## Requirement
Please transcribe the listing below in full and word for word, without its pictures.

Some records:
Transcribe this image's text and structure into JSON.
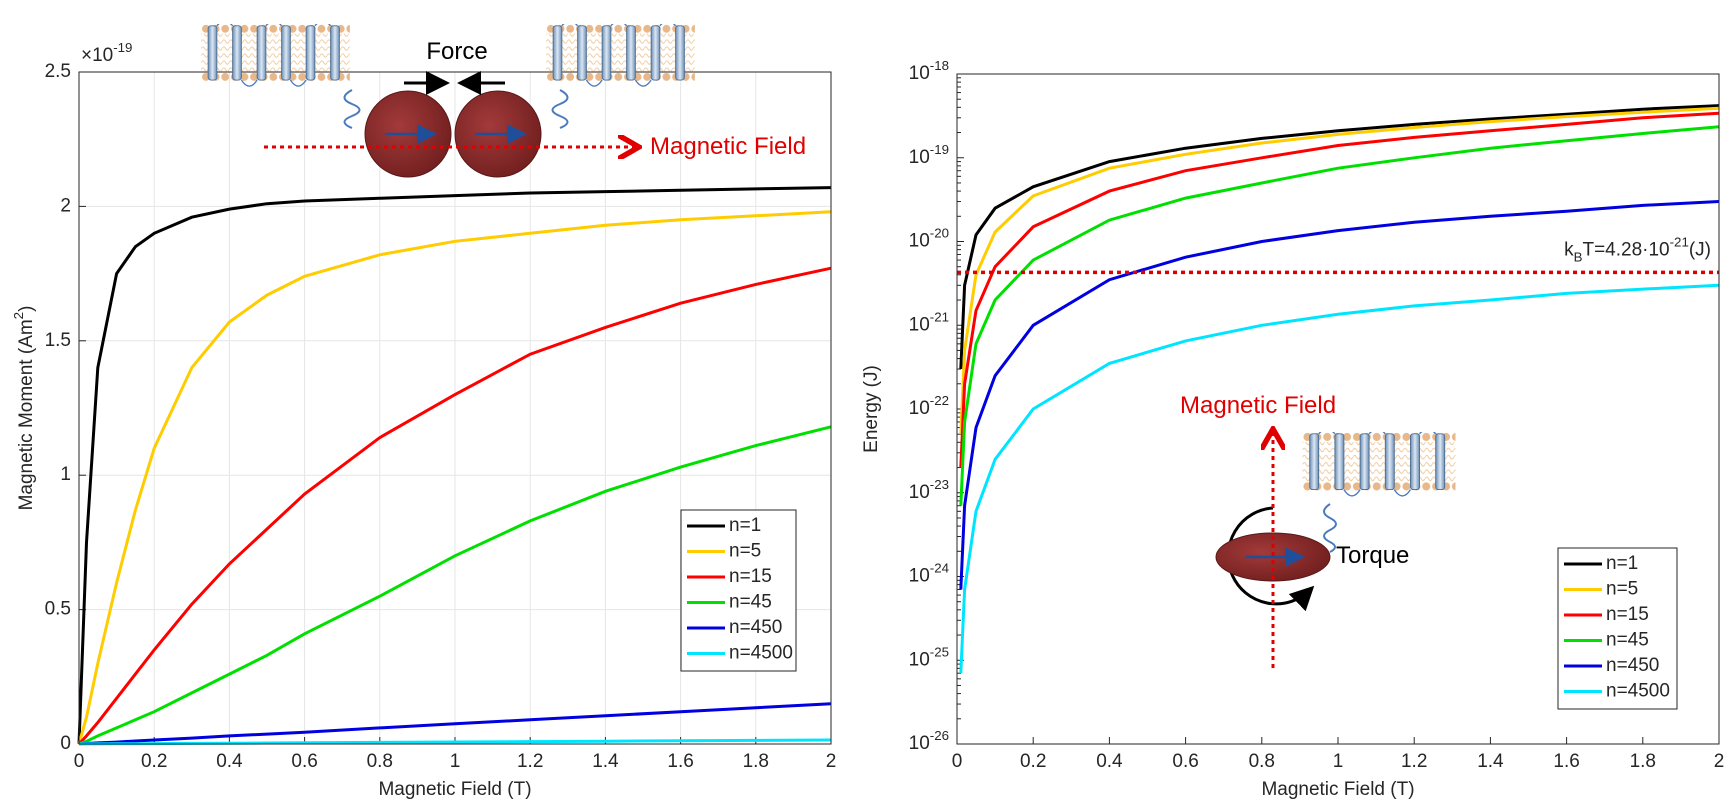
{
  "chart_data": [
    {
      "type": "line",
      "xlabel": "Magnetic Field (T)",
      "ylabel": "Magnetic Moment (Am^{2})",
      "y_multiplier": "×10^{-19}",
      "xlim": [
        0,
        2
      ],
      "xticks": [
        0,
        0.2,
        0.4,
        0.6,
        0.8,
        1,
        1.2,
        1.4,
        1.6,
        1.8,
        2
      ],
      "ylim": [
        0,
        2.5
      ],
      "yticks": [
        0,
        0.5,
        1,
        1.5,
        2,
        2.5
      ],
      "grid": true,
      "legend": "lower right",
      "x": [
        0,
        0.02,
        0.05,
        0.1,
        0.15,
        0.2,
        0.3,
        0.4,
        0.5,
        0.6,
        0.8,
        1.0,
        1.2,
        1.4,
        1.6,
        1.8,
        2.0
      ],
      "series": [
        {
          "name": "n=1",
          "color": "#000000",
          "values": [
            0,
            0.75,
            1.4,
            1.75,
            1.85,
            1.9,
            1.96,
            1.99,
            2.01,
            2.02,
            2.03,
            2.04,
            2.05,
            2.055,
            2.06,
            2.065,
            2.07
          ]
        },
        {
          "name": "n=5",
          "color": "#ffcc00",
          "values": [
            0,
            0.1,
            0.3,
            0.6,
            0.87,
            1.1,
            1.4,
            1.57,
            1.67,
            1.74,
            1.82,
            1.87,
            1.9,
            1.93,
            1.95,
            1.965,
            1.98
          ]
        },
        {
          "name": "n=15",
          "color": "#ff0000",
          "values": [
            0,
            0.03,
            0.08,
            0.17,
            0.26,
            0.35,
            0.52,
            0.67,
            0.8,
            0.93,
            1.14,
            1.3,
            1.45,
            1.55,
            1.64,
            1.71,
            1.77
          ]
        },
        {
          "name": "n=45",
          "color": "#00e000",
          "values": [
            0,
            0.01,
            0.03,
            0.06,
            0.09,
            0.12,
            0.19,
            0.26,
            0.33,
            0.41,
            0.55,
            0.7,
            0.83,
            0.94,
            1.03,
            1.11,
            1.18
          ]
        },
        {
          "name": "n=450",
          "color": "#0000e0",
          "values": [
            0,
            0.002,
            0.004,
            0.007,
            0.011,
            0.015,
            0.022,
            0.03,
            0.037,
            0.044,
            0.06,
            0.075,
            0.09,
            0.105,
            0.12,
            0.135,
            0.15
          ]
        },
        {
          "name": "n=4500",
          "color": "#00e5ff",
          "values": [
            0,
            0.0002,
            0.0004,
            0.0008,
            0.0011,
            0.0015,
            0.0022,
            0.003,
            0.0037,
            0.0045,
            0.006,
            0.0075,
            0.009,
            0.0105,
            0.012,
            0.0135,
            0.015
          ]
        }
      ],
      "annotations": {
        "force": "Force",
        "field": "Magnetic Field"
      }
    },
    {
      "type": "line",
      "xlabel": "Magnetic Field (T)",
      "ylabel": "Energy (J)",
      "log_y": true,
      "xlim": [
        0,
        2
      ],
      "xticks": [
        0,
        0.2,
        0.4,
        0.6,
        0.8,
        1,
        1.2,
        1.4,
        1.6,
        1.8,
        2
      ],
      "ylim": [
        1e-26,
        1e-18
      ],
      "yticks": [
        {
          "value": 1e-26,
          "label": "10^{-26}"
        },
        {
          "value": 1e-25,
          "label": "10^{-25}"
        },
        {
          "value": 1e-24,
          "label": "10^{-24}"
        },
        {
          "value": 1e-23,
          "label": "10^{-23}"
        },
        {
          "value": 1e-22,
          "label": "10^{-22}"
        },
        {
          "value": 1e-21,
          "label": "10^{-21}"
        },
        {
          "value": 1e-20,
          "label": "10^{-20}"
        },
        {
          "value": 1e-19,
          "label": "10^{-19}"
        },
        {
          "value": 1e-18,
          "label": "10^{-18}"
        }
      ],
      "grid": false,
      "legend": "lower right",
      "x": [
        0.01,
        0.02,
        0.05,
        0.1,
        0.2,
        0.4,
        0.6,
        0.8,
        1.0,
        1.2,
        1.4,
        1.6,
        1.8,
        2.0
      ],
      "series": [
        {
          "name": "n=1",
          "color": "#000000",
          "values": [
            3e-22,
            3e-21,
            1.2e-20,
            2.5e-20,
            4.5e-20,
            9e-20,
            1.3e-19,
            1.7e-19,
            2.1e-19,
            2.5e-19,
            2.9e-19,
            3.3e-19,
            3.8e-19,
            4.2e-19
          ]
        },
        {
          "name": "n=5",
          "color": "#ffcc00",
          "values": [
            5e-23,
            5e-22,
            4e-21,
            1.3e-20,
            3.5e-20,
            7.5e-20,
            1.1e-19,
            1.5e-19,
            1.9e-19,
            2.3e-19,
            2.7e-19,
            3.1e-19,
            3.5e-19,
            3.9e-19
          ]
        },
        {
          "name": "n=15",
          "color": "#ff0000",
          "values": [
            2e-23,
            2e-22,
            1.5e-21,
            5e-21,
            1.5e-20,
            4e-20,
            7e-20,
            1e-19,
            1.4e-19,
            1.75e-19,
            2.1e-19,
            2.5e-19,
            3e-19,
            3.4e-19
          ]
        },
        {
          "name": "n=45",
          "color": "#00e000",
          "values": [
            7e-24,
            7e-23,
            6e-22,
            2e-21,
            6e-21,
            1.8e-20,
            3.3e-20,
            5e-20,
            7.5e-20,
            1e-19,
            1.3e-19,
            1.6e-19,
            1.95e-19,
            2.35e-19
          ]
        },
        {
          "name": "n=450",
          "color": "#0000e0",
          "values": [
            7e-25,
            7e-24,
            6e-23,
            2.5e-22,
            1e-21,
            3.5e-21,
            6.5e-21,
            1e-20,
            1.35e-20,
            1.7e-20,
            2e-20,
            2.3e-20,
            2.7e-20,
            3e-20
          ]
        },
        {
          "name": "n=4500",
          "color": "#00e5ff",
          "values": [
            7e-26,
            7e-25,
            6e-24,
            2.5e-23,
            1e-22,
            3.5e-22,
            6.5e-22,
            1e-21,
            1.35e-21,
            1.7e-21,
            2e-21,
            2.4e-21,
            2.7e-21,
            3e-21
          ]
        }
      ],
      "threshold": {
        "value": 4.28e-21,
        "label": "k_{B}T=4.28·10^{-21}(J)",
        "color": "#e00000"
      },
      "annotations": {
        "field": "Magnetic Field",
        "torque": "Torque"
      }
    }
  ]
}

## Full response
Transcribe this image's text and structure into JSON.
{
  "chart_data": [
    {
      "type": "line",
      "xlabel": "Magnetic Field (T)",
      "ylabel": "Magnetic Moment (Am^{2})",
      "y_multiplier": "×10^{-19}",
      "xlim": [
        0,
        2
      ],
      "xticks": [
        0,
        0.2,
        0.4,
        0.6,
        0.8,
        1,
        1.2,
        1.4,
        1.6,
        1.8,
        2
      ],
      "ylim": [
        0,
        2.5
      ],
      "yticks": [
        0,
        0.5,
        1,
        1.5,
        2,
        2.5
      ],
      "grid": true,
      "legend": "lower right",
      "x": [
        0,
        0.02,
        0.05,
        0.1,
        0.15,
        0.2,
        0.3,
        0.4,
        0.5,
        0.6,
        0.8,
        1.0,
        1.2,
        1.4,
        1.6,
        1.8,
        2.0
      ],
      "series": [
        {
          "name": "n=1",
          "color": "#000000",
          "values": [
            0,
            0.75,
            1.4,
            1.75,
            1.85,
            1.9,
            1.96,
            1.99,
            2.01,
            2.02,
            2.03,
            2.04,
            2.05,
            2.055,
            2.06,
            2.065,
            2.07
          ]
        },
        {
          "name": "n=5",
          "color": "#ffcc00",
          "values": [
            0,
            0.1,
            0.3,
            0.6,
            0.87,
            1.1,
            1.4,
            1.57,
            1.67,
            1.74,
            1.82,
            1.87,
            1.9,
            1.93,
            1.95,
            1.965,
            1.98
          ]
        },
        {
          "name": "n=15",
          "color": "#ff0000",
          "values": [
            0,
            0.03,
            0.08,
            0.17,
            0.26,
            0.35,
            0.52,
            0.67,
            0.8,
            0.93,
            1.14,
            1.3,
            1.45,
            1.55,
            1.64,
            1.71,
            1.77
          ]
        },
        {
          "name": "n=45",
          "color": "#00e000",
          "values": [
            0,
            0.01,
            0.03,
            0.06,
            0.09,
            0.12,
            0.19,
            0.26,
            0.33,
            0.41,
            0.55,
            0.7,
            0.83,
            0.94,
            1.03,
            1.11,
            1.18
          ]
        },
        {
          "name": "n=450",
          "color": "#0000e0",
          "values": [
            0,
            0.002,
            0.004,
            0.007,
            0.011,
            0.015,
            0.022,
            0.03,
            0.037,
            0.044,
            0.06,
            0.075,
            0.09,
            0.105,
            0.12,
            0.135,
            0.15
          ]
        },
        {
          "name": "n=4500",
          "color": "#00e5ff",
          "values": [
            0,
            0.0002,
            0.0004,
            0.0008,
            0.0011,
            0.0015,
            0.0022,
            0.003,
            0.0037,
            0.0045,
            0.006,
            0.0075,
            0.009,
            0.0105,
            0.012,
            0.0135,
            0.015
          ]
        }
      ],
      "annotations": {
        "force": "Force",
        "field": "Magnetic Field"
      }
    },
    {
      "type": "line",
      "xlabel": "Magnetic Field (T)",
      "ylabel": "Energy (J)",
      "log_y": true,
      "xlim": [
        0,
        2
      ],
      "xticks": [
        0,
        0.2,
        0.4,
        0.6,
        0.8,
        1,
        1.2,
        1.4,
        1.6,
        1.8,
        2
      ],
      "ylim": [
        1e-26,
        1e-18
      ],
      "yticks": [
        {
          "value": 1e-26,
          "label": "10^{-26}"
        },
        {
          "value": 1e-25,
          "label": "10^{-25}"
        },
        {
          "value": 1e-24,
          "label": "10^{-24}"
        },
        {
          "value": 1e-23,
          "label": "10^{-23}"
        },
        {
          "value": 1e-22,
          "label": "10^{-22}"
        },
        {
          "value": 1e-21,
          "label": "10^{-21}"
        },
        {
          "value": 1e-20,
          "label": "10^{-20}"
        },
        {
          "value": 1e-19,
          "label": "10^{-19}"
        },
        {
          "value": 1e-18,
          "label": "10^{-18}"
        }
      ],
      "grid": false,
      "legend": "lower right",
      "x": [
        0.01,
        0.02,
        0.05,
        0.1,
        0.2,
        0.4,
        0.6,
        0.8,
        1.0,
        1.2,
        1.4,
        1.6,
        1.8,
        2.0
      ],
      "series": [
        {
          "name": "n=1",
          "color": "#000000",
          "values": [
            3e-22,
            3e-21,
            1.2e-20,
            2.5e-20,
            4.5e-20,
            9e-20,
            1.3e-19,
            1.7e-19,
            2.1e-19,
            2.5e-19,
            2.9e-19,
            3.3e-19,
            3.8e-19,
            4.2e-19
          ]
        },
        {
          "name": "n=5",
          "color": "#ffcc00",
          "values": [
            5e-23,
            5e-22,
            4e-21,
            1.3e-20,
            3.5e-20,
            7.5e-20,
            1.1e-19,
            1.5e-19,
            1.9e-19,
            2.3e-19,
            2.7e-19,
            3.1e-19,
            3.5e-19,
            3.9e-19
          ]
        },
        {
          "name": "n=15",
          "color": "#ff0000",
          "values": [
            2e-23,
            2e-22,
            1.5e-21,
            5e-21,
            1.5e-20,
            4e-20,
            7e-20,
            1e-19,
            1.4e-19,
            1.75e-19,
            2.1e-19,
            2.5e-19,
            3e-19,
            3.4e-19
          ]
        },
        {
          "name": "n=45",
          "color": "#00e000",
          "values": [
            7e-24,
            7e-23,
            6e-22,
            2e-21,
            6e-21,
            1.8e-20,
            3.3e-20,
            5e-20,
            7.5e-20,
            1e-19,
            1.3e-19,
            1.6e-19,
            1.95e-19,
            2.35e-19
          ]
        },
        {
          "name": "n=450",
          "color": "#0000e0",
          "values": [
            7e-25,
            7e-24,
            6e-23,
            2.5e-22,
            1e-21,
            3.5e-21,
            6.5e-21,
            1e-20,
            1.35e-20,
            1.7e-20,
            2e-20,
            2.3e-20,
            2.7e-20,
            3e-20
          ]
        },
        {
          "name": "n=4500",
          "color": "#00e5ff",
          "values": [
            7e-26,
            7e-25,
            6e-24,
            2.5e-23,
            1e-22,
            3.5e-22,
            6.5e-22,
            1e-21,
            1.35e-21,
            1.7e-21,
            2e-21,
            2.4e-21,
            2.7e-21,
            3e-21
          ]
        }
      ],
      "threshold": {
        "value": 4.28e-21,
        "label": "k_{B}T=4.28·10^{-21}(J)",
        "color": "#e00000"
      },
      "annotations": {
        "field": "Magnetic Field",
        "torque": "Torque"
      }
    }
  ]
}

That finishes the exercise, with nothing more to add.